Repeat all of the material below exactly as written, images excluded.

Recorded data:
* * * *
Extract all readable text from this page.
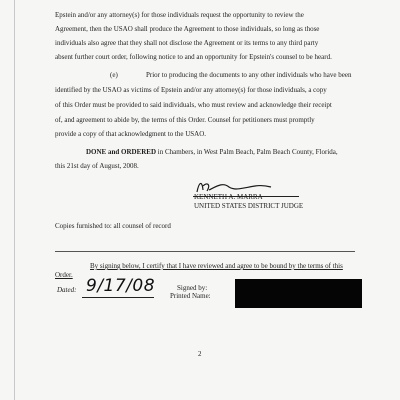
Epstein and/or any attorney(s) for those individuals request the opportunity to review the
Agreement, then the USAO shall produce the Agreement to those individuals, so long as those
individuals also agree that they shall not disclose the Agreement or its terms to any third party
absent further court order, following notice to and an opportunity for Epstein's counsel to be heard.
(e)	Prior to producing the documents to any other individuals who have been
identified by the USAO as victims of Epstein and/or any attorney(s) for those individuals, a copy
of this Order must be provided to said individuals, who must review and acknowledge their receipt
of, and agreement to abide by, the terms of this Order. Counsel for petitioners must promptly
provide a copy of that acknowledgment to the USAO.
DONE and ORDERED in Chambers, in West Palm Beach, Palm Beach County, Florida,
this 21st day of August, 2008.
KENNETH A. MARRA
UNITED STATES DISTRICT JUDGE
Copies furnished to: all counsel of record
By signing below, I certify that I have reviewed and agree to be bound by the terms of this
Order.
Dated: 9/17/08	Signed by:
Printed Name:
2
* * * *
◆ Correct output:
Extract all readable text from this page.
Epstein and/or any attorney(s) for those individuals request the opportunity to review the
Agreement, then the USAO shall produce the Agreement to those individuals, so long as those
individuals also agree that they shall not disclose the Agreement or its terms to any third party
absent further court order, following notice to and an opportunity for Epstein's counsel to be heard.
(e)	Prior to producing the documents to any other individuals who have been
identified by the USAO as victims of Epstein and/or any attorney(s) for those individuals, a copy
of this Order must be provided to said individuals, who must review and acknowledge their receipt
of, and agreement to abide by, the terms of this Order. Counsel for petitioners must promptly
provide a copy of that acknowledgment to the USAO.
DONE and ORDERED in Chambers, in West Palm Beach, Palm Beach County, Florida,
this 21st day of August, 2008.
KENNETH A. MARRA
UNITED STATES DISTRICT JUDGE
Copies furnished to: all counsel of record
By signing below, I certify that I have reviewed and agree to be bound by the terms of this
Order.
Dated: 9/17/08	Signed by:
Printed Name:
2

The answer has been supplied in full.